Your objective – Filter the listing and keep only the lines with the word "answer".

###

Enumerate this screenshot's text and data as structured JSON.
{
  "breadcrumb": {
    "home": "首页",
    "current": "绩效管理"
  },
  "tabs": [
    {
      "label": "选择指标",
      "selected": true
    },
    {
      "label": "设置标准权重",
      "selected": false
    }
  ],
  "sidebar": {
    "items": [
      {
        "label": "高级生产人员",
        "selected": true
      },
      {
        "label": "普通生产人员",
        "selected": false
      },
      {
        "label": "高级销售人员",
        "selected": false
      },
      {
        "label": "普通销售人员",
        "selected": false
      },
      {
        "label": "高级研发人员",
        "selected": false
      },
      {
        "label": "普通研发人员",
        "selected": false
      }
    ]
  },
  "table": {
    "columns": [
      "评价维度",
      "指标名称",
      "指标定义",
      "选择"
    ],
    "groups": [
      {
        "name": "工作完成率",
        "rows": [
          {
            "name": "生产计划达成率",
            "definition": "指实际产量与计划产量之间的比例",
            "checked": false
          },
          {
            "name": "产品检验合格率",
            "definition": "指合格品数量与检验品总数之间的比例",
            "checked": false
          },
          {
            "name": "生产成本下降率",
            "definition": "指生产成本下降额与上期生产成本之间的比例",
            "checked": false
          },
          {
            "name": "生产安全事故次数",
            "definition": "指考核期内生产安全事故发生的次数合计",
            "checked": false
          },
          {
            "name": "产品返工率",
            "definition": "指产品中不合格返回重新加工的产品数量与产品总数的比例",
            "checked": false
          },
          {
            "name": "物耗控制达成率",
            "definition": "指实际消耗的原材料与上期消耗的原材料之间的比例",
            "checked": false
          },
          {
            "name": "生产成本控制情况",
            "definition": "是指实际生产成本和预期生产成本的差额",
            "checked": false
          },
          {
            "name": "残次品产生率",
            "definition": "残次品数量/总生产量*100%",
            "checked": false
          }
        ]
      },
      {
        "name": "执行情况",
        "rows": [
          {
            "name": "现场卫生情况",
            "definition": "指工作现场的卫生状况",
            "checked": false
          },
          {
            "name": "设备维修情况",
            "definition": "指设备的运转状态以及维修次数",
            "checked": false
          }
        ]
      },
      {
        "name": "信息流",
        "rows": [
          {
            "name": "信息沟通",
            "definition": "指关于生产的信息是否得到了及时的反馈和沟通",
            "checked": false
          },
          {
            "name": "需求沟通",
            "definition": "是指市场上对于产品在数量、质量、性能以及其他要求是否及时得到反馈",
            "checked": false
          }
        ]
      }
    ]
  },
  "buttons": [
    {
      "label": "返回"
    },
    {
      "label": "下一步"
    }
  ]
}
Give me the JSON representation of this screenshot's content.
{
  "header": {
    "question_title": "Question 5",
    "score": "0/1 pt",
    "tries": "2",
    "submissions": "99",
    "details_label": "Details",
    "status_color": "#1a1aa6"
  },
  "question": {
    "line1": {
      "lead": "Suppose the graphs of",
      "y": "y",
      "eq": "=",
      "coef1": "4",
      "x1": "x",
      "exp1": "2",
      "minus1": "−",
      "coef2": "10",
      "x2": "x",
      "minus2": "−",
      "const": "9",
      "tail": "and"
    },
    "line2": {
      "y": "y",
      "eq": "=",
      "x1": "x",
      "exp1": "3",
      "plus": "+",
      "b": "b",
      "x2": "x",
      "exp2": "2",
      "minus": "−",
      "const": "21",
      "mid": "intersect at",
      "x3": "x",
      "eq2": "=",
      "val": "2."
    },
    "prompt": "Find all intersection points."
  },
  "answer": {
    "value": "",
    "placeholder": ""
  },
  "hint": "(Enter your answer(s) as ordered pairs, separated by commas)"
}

###

Response below –
  "answer": {
  "hint": "(Enter your answer(s) as ordered pairs, separated by commas)"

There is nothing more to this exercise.